§ Exercise description
Gather all lines with "ターゲット画像" from the records.

-- START OF Input --

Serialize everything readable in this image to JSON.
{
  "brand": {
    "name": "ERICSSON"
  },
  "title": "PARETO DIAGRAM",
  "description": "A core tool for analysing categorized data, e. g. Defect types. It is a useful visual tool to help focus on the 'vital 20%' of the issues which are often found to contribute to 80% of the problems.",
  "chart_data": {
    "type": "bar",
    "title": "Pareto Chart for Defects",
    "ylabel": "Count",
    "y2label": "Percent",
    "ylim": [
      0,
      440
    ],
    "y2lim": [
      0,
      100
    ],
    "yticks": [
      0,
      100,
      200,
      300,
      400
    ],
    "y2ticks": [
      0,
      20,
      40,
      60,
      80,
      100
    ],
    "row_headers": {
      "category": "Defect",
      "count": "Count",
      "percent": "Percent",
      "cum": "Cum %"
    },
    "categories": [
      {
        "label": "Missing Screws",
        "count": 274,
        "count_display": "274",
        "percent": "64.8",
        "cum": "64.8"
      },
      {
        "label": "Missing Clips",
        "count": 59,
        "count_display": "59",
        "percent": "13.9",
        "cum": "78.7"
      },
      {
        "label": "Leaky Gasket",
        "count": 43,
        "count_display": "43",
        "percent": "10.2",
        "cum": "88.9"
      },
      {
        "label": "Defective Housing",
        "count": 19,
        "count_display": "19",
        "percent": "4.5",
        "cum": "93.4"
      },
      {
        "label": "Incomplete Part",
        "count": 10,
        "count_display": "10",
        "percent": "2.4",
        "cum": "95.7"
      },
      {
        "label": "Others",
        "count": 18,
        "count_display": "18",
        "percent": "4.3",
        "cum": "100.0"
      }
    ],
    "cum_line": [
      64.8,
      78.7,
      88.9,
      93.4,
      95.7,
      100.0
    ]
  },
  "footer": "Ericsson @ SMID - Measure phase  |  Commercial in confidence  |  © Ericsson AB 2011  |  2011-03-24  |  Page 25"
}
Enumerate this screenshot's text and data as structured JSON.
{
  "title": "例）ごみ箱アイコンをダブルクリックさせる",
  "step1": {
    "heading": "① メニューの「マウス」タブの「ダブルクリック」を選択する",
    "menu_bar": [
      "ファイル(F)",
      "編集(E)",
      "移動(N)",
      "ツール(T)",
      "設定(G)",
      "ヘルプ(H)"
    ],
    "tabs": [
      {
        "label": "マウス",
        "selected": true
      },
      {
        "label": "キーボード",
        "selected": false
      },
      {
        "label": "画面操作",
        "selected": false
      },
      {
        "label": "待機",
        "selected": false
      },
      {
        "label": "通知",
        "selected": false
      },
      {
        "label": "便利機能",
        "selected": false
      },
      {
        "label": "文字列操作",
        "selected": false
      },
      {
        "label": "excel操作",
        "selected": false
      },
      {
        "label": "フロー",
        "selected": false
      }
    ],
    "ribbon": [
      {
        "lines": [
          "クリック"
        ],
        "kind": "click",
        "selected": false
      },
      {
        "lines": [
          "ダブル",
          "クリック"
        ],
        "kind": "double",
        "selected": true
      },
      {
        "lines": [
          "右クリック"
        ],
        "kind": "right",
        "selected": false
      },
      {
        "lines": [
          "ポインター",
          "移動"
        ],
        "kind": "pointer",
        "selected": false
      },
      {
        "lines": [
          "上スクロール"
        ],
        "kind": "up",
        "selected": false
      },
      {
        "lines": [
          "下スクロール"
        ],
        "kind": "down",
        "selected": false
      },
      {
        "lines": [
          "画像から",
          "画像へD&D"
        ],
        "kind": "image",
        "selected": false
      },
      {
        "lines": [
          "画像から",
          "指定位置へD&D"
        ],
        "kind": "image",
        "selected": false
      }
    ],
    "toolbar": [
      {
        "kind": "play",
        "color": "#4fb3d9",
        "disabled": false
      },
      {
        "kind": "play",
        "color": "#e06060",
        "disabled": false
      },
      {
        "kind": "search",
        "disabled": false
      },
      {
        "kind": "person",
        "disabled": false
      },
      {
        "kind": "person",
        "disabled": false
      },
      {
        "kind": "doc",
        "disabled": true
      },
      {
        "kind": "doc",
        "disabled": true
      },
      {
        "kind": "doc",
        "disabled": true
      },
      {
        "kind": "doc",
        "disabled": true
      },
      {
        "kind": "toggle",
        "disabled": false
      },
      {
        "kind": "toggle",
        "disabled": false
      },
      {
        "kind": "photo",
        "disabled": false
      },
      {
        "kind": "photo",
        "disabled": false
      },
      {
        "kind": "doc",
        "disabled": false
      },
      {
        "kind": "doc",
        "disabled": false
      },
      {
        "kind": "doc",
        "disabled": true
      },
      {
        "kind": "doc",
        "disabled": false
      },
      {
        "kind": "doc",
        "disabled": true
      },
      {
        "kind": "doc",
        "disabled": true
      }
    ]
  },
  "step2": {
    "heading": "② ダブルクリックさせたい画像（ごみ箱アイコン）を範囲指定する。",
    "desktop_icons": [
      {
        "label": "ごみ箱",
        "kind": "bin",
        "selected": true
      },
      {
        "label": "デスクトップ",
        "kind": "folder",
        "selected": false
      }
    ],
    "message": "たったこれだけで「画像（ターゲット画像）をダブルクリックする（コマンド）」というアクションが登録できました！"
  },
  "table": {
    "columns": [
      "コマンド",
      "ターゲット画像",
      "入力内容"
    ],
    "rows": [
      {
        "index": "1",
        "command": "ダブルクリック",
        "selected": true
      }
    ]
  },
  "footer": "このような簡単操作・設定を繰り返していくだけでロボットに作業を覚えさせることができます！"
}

-- END OF Input --

§ Result
    "message": "たったこれだけで「画像（ターゲット画像）をダブルクリックする（コマンド）」というアクションが登録できました！"
      "ターゲット画像",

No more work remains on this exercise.